:: To be done ::
Write out the records beneath this line exactly as they appear, minus any images.

Start of Rows

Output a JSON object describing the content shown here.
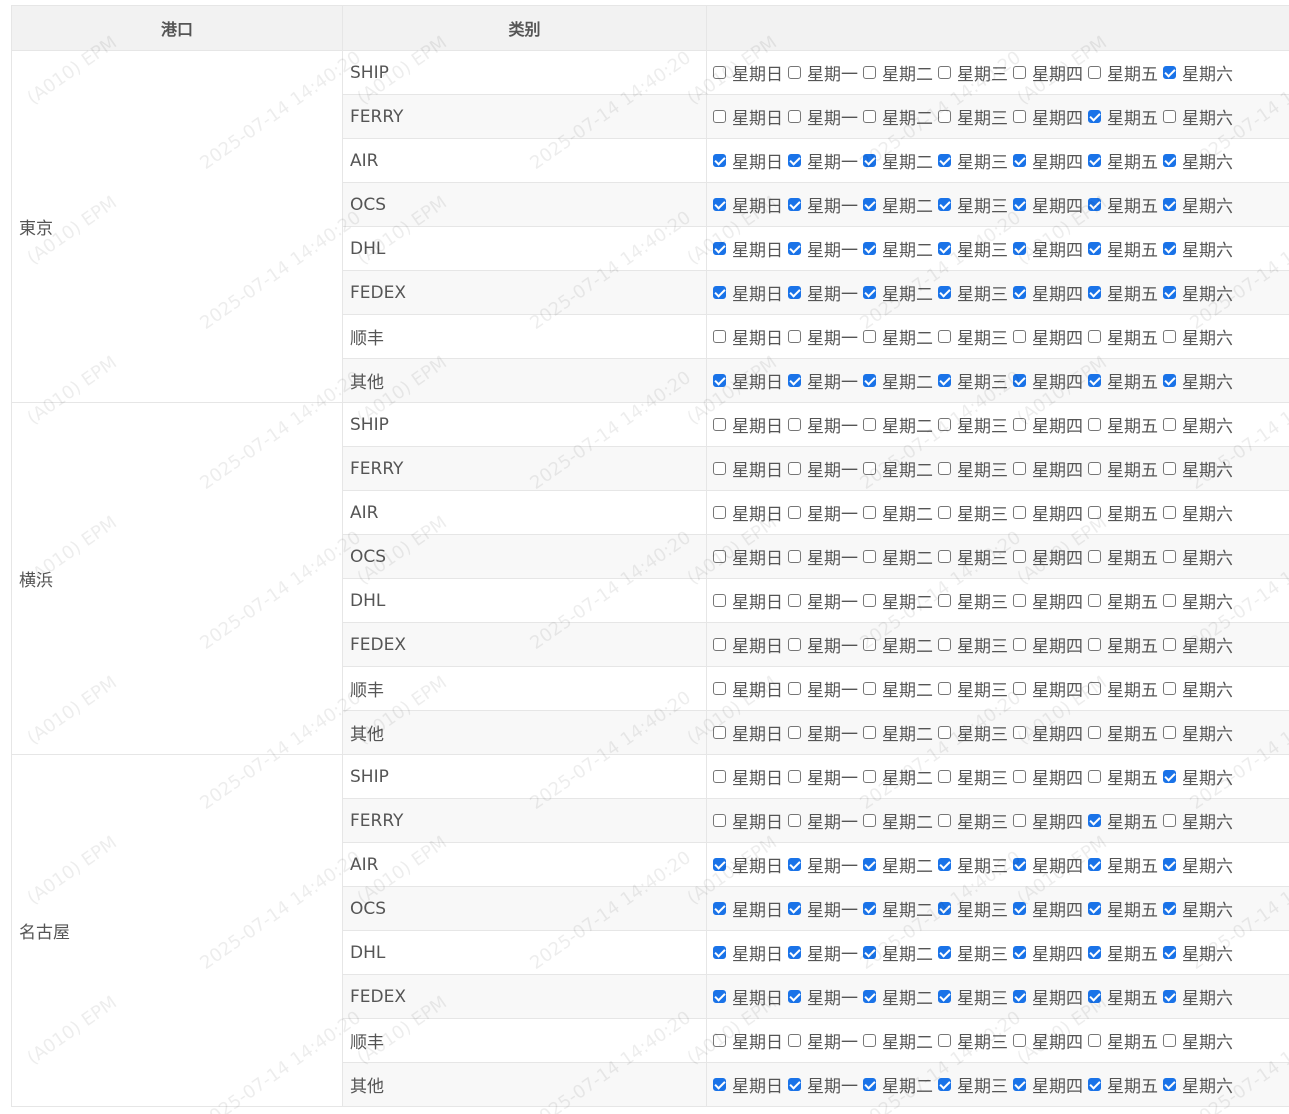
{
  "headers": {
    "port": "港口",
    "category": "类别",
    "days": ""
  },
  "weekdays": [
    "星期日",
    "星期一",
    "星期二",
    "星期三",
    "星期四",
    "星期五",
    "星期六"
  ],
  "watermark": {
    "text1": "(A010) EPM",
    "text2": "2025-07-14 14:40:20"
  },
  "ports": [
    {
      "name": "東京",
      "rows": [
        {
          "category": "SHIP",
          "checked": [
            false,
            false,
            false,
            false,
            false,
            false,
            true
          ]
        },
        {
          "category": "FERRY",
          "checked": [
            false,
            false,
            false,
            false,
            false,
            true,
            false
          ]
        },
        {
          "category": "AIR",
          "checked": [
            true,
            true,
            true,
            true,
            true,
            true,
            true
          ]
        },
        {
          "category": "OCS",
          "checked": [
            true,
            true,
            true,
            true,
            true,
            true,
            true
          ]
        },
        {
          "category": "DHL",
          "checked": [
            true,
            true,
            true,
            true,
            true,
            true,
            true
          ]
        },
        {
          "category": "FEDEX",
          "checked": [
            true,
            true,
            true,
            true,
            true,
            true,
            true
          ]
        },
        {
          "category": "顺丰",
          "checked": [
            false,
            false,
            false,
            false,
            false,
            false,
            false
          ]
        },
        {
          "category": "其他",
          "checked": [
            true,
            true,
            true,
            true,
            true,
            true,
            true
          ]
        }
      ]
    },
    {
      "name": "横浜",
      "rows": [
        {
          "category": "SHIP",
          "checked": [
            false,
            false,
            false,
            false,
            false,
            false,
            false
          ]
        },
        {
          "category": "FERRY",
          "checked": [
            false,
            false,
            false,
            false,
            false,
            false,
            false
          ]
        },
        {
          "category": "AIR",
          "checked": [
            false,
            false,
            false,
            false,
            false,
            false,
            false
          ]
        },
        {
          "category": "OCS",
          "checked": [
            false,
            false,
            false,
            false,
            false,
            false,
            false
          ]
        },
        {
          "category": "DHL",
          "checked": [
            false,
            false,
            false,
            false,
            false,
            false,
            false
          ]
        },
        {
          "category": "FEDEX",
          "checked": [
            false,
            false,
            false,
            false,
            false,
            false,
            false
          ]
        },
        {
          "category": "顺丰",
          "checked": [
            false,
            false,
            false,
            false,
            false,
            false,
            false
          ]
        },
        {
          "category": "其他",
          "checked": [
            false,
            false,
            false,
            false,
            false,
            false,
            false
          ]
        }
      ]
    },
    {
      "name": "名古屋",
      "rows": [
        {
          "category": "SHIP",
          "checked": [
            false,
            false,
            false,
            false,
            false,
            false,
            true
          ]
        },
        {
          "category": "FERRY",
          "checked": [
            false,
            false,
            false,
            false,
            false,
            true,
            false
          ]
        },
        {
          "category": "AIR",
          "checked": [
            true,
            true,
            true,
            true,
            true,
            true,
            true
          ]
        },
        {
          "category": "OCS",
          "checked": [
            true,
            true,
            true,
            true,
            true,
            true,
            true
          ]
        },
        {
          "category": "DHL",
          "checked": [
            true,
            true,
            true,
            true,
            true,
            true,
            true
          ]
        },
        {
          "category": "FEDEX",
          "checked": [
            true,
            true,
            true,
            true,
            true,
            true,
            true
          ]
        },
        {
          "category": "顺丰",
          "checked": [
            false,
            false,
            false,
            false,
            false,
            false,
            false
          ]
        },
        {
          "category": "其他",
          "checked": [
            true,
            true,
            true,
            true,
            true,
            true,
            true
          ]
        }
      ]
    }
  ]
}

End of Rows

:: Output of the task ::
Output a JSON object describing the content shown here.
{
  "headers": {
    "port": "港口",
    "category": "类别",
    "days": ""
  },
  "weekdays": [
    "星期日",
    "星期一",
    "星期二",
    "星期三",
    "星期四",
    "星期五",
    "星期六"
  ],
  "watermark": {
    "text1": "(A010) EPM",
    "text2": "2025-07-14 14:40:20"
  },
  "ports": [
    {
      "name": "東京",
      "rows": [
        {
          "category": "SHIP",
          "checked": [
            false,
            false,
            false,
            false,
            false,
            false,
            true
          ]
        },
        {
          "category": "FERRY",
          "checked": [
            false,
            false,
            false,
            false,
            false,
            true,
            false
          ]
        },
        {
          "category": "AIR",
          "checked": [
            true,
            true,
            true,
            true,
            true,
            true,
            true
          ]
        },
        {
          "category": "OCS",
          "checked": [
            true,
            true,
            true,
            true,
            true,
            true,
            true
          ]
        },
        {
          "category": "DHL",
          "checked": [
            true,
            true,
            true,
            true,
            true,
            true,
            true
          ]
        },
        {
          "category": "FEDEX",
          "checked": [
            true,
            true,
            true,
            true,
            true,
            true,
            true
          ]
        },
        {
          "category": "顺丰",
          "checked": [
            false,
            false,
            false,
            false,
            false,
            false,
            false
          ]
        },
        {
          "category": "其他",
          "checked": [
            true,
            true,
            true,
            true,
            true,
            true,
            true
          ]
        }
      ]
    },
    {
      "name": "横浜",
      "rows": [
        {
          "category": "SHIP",
          "checked": [
            false,
            false,
            false,
            false,
            false,
            false,
            false
          ]
        },
        {
          "category": "FERRY",
          "checked": [
            false,
            false,
            false,
            false,
            false,
            false,
            false
          ]
        },
        {
          "category": "AIR",
          "checked": [
            false,
            false,
            false,
            false,
            false,
            false,
            false
          ]
        },
        {
          "category": "OCS",
          "checked": [
            false,
            false,
            false,
            false,
            false,
            false,
            false
          ]
        },
        {
          "category": "DHL",
          "checked": [
            false,
            false,
            false,
            false,
            false,
            false,
            false
          ]
        },
        {
          "category": "FEDEX",
          "checked": [
            false,
            false,
            false,
            false,
            false,
            false,
            false
          ]
        },
        {
          "category": "顺丰",
          "checked": [
            false,
            false,
            false,
            false,
            false,
            false,
            false
          ]
        },
        {
          "category": "其他",
          "checked": [
            false,
            false,
            false,
            false,
            false,
            false,
            false
          ]
        }
      ]
    },
    {
      "name": "名古屋",
      "rows": [
        {
          "category": "SHIP",
          "checked": [
            false,
            false,
            false,
            false,
            false,
            false,
            true
          ]
        },
        {
          "category": "FERRY",
          "checked": [
            false,
            false,
            false,
            false,
            false,
            true,
            false
          ]
        },
        {
          "category": "AIR",
          "checked": [
            true,
            true,
            true,
            true,
            true,
            true,
            true
          ]
        },
        {
          "category": "OCS",
          "checked": [
            true,
            true,
            true,
            true,
            true,
            true,
            true
          ]
        },
        {
          "category": "DHL",
          "checked": [
            true,
            true,
            true,
            true,
            true,
            true,
            true
          ]
        },
        {
          "category": "FEDEX",
          "checked": [
            true,
            true,
            true,
            true,
            true,
            true,
            true
          ]
        },
        {
          "category": "顺丰",
          "checked": [
            false,
            false,
            false,
            false,
            false,
            false,
            false
          ]
        },
        {
          "category": "其他",
          "checked": [
            true,
            true,
            true,
            true,
            true,
            true,
            true
          ]
        }
      ]
    }
  ]
}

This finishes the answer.